--- start THE DATA ---
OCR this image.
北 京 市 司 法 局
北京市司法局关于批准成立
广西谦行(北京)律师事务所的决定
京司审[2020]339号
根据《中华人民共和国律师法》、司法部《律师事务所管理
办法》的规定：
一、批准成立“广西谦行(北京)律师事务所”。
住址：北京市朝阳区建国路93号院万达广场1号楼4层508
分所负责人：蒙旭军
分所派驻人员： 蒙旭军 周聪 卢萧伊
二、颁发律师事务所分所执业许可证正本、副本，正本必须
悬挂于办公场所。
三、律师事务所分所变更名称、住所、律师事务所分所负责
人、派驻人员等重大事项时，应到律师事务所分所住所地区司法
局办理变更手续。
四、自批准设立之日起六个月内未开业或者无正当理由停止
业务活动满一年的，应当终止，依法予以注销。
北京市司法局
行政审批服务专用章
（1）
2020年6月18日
--- end THE DATA ---
--- start THE DATA ---
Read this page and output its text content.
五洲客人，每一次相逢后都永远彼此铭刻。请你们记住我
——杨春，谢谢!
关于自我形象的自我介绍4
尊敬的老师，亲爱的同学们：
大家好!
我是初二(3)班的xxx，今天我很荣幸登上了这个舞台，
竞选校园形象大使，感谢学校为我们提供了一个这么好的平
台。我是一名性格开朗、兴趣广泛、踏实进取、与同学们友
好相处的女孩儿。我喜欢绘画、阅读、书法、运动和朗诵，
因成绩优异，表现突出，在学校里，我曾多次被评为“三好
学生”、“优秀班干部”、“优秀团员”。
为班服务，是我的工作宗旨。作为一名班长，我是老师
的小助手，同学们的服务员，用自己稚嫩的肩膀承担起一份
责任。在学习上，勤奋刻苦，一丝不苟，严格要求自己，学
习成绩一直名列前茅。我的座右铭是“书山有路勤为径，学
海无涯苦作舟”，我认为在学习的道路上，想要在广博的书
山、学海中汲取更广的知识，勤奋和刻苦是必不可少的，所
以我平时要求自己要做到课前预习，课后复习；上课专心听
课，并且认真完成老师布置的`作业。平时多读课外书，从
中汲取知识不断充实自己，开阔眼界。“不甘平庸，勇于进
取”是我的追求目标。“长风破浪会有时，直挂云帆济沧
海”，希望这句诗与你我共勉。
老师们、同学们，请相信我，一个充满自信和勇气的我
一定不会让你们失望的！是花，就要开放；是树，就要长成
--- end THE DATA ---
## TO DO
Scan the listing above for the word "this" and show each line where it is found.

## OUTPUT
OCR this image.
Read this page and output its text content.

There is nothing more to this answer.